→ **Aim of the exercise**: Print the entries below word for word; the pictures stay out of your copy.

--- Start Supplied entries ---

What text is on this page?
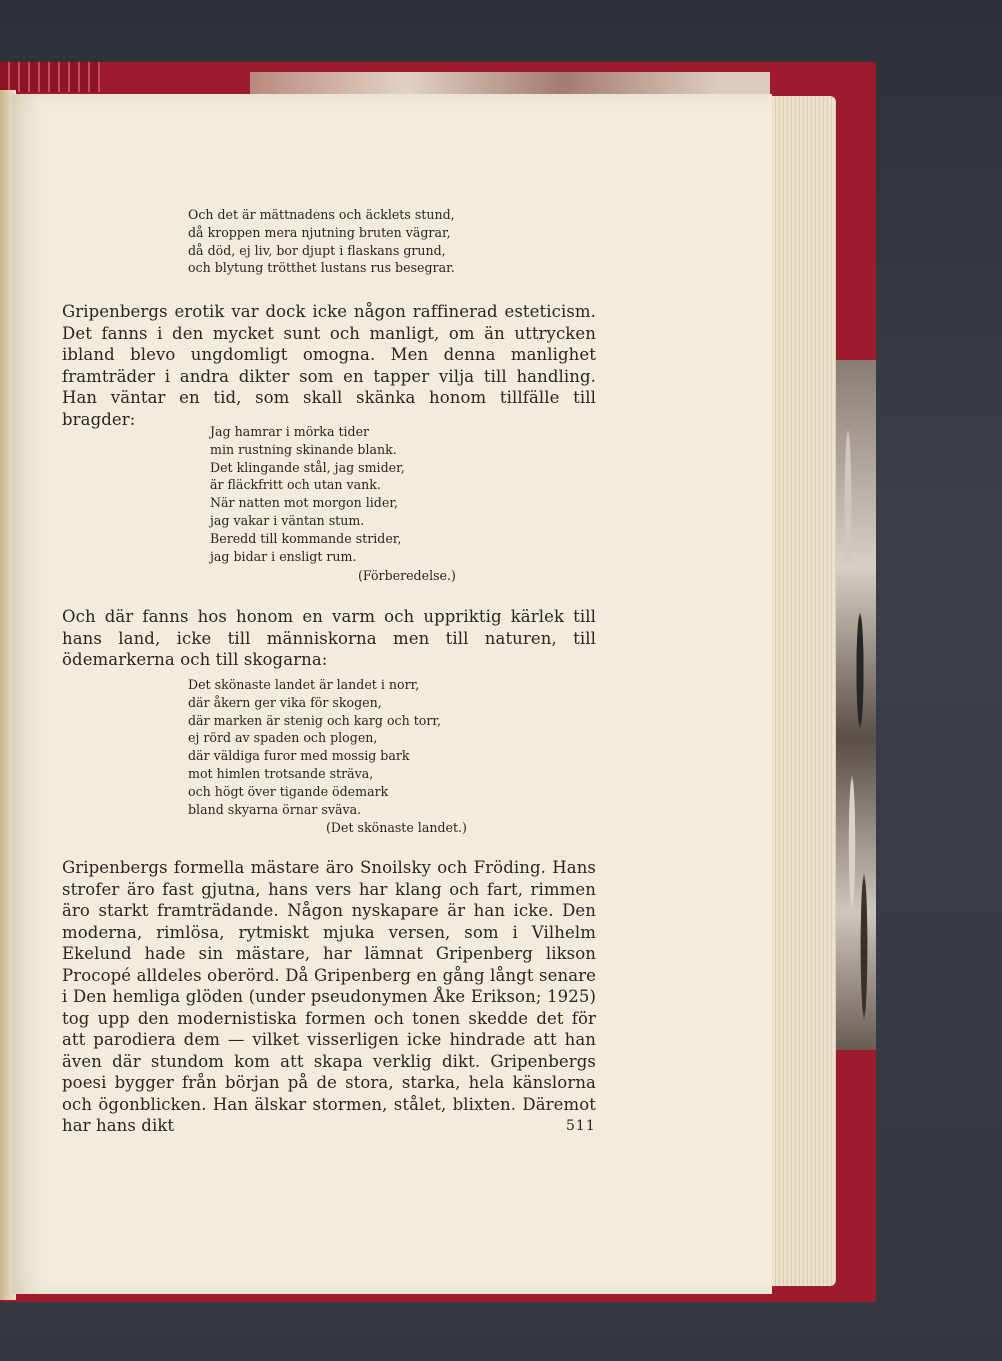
Och det är mättnadens och äcklets stund,
då kroppen mera njutning bruten vägrar,
då död, ej liv, bor djupt i flaskans grund,
och blytung trötthet lustans rus besegrar.
Gripenbergs erotik var dock icke någon raffinerad esteticism. Det fanns i den mycket sunt och manligt, om än uttrycken ibland blevo ungdomligt omogna. Men denna manlighet framträder i andra dikter som en tapper vilja till handling. Han väntar en tid, som skall skänka honom tillfälle till bragder:
Jag hamrar i mörka tider
min rustning skinande blank.
Det klingande stål, jag smider,
är fläckfritt och utan vank.
När natten mot morgon lider,
jag vakar i väntan stum.
Beredd till kommande strider,
jag bidar i ensligt rum.
(Förberedelse.)
Och där fanns hos honom en varm och uppriktig kärlek till hans land, icke till människorna men till naturen, till ödemarkerna och till skogarna:
Det skönaste landet är landet i norr,
där åkern ger vika för skogen,
där marken är stenig och karg och torr,
ej rörd av spaden och plogen,
där väldiga furor med mossig bark
mot himlen trotsande sträva,
och högt över tigande ödemark
bland skyarna örnar sväva.
(Det skönaste landet.)
Gripenbergs formella mästare äro Snoilsky och Fröding. Hans strofer äro fast gjutna, hans vers har klang och fart, rimmen äro starkt framträdande. Någon nyskapare är han icke. Den moderna, rimlösa, rytmiskt mjuka versen, som i Vilhelm Ekelund hade sin mästare, har lämnat Gripenberg likson Procopé alldeles oberörd. Då Gripenberg en gång långt senare i Den hemliga glöden (under pseudonymen Åke Erikson; 1925) tog upp den modernistiska formen och tonen skedde det för att parodiera dem — vilket visserligen icke hindrade att han även där stundom kom att skapa verklig dikt. Gripenbergs poesi bygger från början på de stora, starka, hela känslorna och ögonblicken. Han älskar stormen, stålet, blixten. Däremot har hans dikt	511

--- End Supplied entries ---

→ **Answer for the task**:
What text is on this page?
Och det är mättnadens och äcklets stund,
då kroppen mera njutning bruten vägrar,
då död, ej liv, bor djupt i flaskans grund,
och blytung trötthet lustans rus besegrar.
Gripenbergs erotik var dock icke någon raffinerad esteticism. Det fanns i den mycket sunt och manligt, om än uttrycken ibland blevo ungdomligt omogna. Men denna manlighet framträder i andra dikter som en tapper vilja till handling. Han väntar en tid, som skall skänka honom tillfälle till bragder:
Jag hamrar i mörka tider
min rustning skinande blank.
Det klingande stål, jag smider,
är fläckfritt och utan vank.
När natten mot morgon lider,
jag vakar i väntan stum.
Beredd till kommande strider,
jag bidar i ensligt rum.
(Förberedelse.)
Och där fanns hos honom en varm och uppriktig kärlek till hans land, icke till människorna men till naturen, till ödemarkerna och till skogarna:
Det skönaste landet är landet i norr,
där åkern ger vika för skogen,
där marken är stenig och karg och torr,
ej rörd av spaden och plogen,
där väldiga furor med mossig bark
mot himlen trotsande sträva,
och högt över tigande ödemark
bland skyarna örnar sväva.
(Det skönaste landet.)
Gripenbergs formella mästare äro Snoilsky och Fröding. Hans strofer äro fast gjutna, hans vers har klang och fart, rimmen äro starkt framträdande. Någon nyskapare är han icke. Den moderna, rimlösa, rytmiskt mjuka versen, som i Vilhelm Ekelund hade sin mästare, har lämnat Gripenberg likson Procopé alldeles oberörd. Då Gripenberg en gång långt senare i Den hemliga glöden (under pseudonymen Åke Erikson; 1925) tog upp den modernistiska formen och tonen skedde det för att parodiera dem — vilket visserligen icke hindrade att han även där stundom kom att skapa verklig dikt. Gripenbergs poesi bygger från början på de stora, starka, hela känslorna och ögonblicken. Han älskar stormen, stålet, blixten. Däremot har hans dikt	511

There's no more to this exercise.